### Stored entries
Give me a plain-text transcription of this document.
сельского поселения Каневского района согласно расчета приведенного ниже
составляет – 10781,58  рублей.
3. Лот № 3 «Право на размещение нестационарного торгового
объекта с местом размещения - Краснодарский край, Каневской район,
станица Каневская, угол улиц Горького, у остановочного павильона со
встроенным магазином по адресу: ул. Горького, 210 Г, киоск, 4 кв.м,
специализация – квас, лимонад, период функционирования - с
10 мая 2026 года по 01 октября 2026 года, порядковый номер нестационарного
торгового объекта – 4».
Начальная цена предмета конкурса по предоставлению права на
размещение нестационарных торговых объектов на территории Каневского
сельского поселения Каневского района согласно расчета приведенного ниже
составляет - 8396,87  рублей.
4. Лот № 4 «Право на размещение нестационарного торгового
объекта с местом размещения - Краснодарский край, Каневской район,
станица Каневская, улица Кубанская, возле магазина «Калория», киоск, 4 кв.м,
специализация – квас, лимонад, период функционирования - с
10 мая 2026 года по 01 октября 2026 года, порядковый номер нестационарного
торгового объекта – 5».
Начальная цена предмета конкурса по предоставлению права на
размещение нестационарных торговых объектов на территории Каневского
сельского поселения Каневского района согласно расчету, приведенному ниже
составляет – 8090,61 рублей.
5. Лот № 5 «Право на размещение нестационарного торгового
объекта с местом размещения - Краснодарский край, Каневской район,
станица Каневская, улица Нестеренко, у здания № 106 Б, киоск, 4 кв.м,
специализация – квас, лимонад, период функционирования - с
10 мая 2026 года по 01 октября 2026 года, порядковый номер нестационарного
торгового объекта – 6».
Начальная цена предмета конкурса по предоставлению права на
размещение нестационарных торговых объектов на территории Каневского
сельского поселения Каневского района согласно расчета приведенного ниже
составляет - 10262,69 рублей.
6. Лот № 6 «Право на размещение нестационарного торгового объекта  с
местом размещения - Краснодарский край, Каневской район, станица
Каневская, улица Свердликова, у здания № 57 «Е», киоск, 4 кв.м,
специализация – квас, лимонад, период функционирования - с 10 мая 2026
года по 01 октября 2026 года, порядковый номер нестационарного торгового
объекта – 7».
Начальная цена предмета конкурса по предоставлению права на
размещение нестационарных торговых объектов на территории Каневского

### What you have to do
All of the data needs to be reproduced exactly, with no line missing.

### Exercise answer
Give me a plain-text transcription of this document.
сельского поселения Каневского района согласно расчета приведенного ниже
составляет – 10781,58  рублей.
3. Лот № 3 «Право на размещение нестационарного торгового
объекта с местом размещения - Краснодарский край, Каневской район,
станица Каневская, угол улиц Горького, у остановочного павильона со
встроенным магазином по адресу: ул. Горького, 210 Г, киоск, 4 кв.м,
специализация – квас, лимонад, период функционирования - с
10 мая 2026 года по 01 октября 2026 года, порядковый номер нестационарного
торгового объекта – 4».
Начальная цена предмета конкурса по предоставлению права на
размещение нестационарных торговых объектов на территории Каневского
сельского поселения Каневского района согласно расчета приведенного ниже
составляет - 8396,87  рублей.
4. Лот № 4 «Право на размещение нестационарного торгового
объекта с местом размещения - Краснодарский край, Каневской район,
станица Каневская, улица Кубанская, возле магазина «Калория», киоск, 4 кв.м,
специализация – квас, лимонад, период функционирования - с
10 мая 2026 года по 01 октября 2026 года, порядковый номер нестационарного
торгового объекта – 5».
Начальная цена предмета конкурса по предоставлению права на
размещение нестационарных торговых объектов на территории Каневского
сельского поселения Каневского района согласно расчету, приведенному ниже
составляет – 8090,61 рублей.
5. Лот № 5 «Право на размещение нестационарного торгового
объекта с местом размещения - Краснодарский край, Каневской район,
станица Каневская, улица Нестеренко, у здания № 106 Б, киоск, 4 кв.м,
специализация – квас, лимонад, период функционирования - с
10 мая 2026 года по 01 октября 2026 года, порядковый номер нестационарного
торгового объекта – 6».
Начальная цена предмета конкурса по предоставлению права на
размещение нестационарных торговых объектов на территории Каневского
сельского поселения Каневского района согласно расчета приведенного ниже
составляет - 10262,69 рублей.
6. Лот № 6 «Право на размещение нестационарного торгового объекта  с
местом размещения - Краснодарский край, Каневской район, станица
Каневская, улица Свердликова, у здания № 57 «Е», киоск, 4 кв.м,
специализация – квас, лимонад, период функционирования - с 10 мая 2026
года по 01 октября 2026 года, порядковый номер нестационарного торгового
объекта – 7».
Начальная цена предмета конкурса по предоставлению права на
размещение нестационарных торговых объектов на территории Каневского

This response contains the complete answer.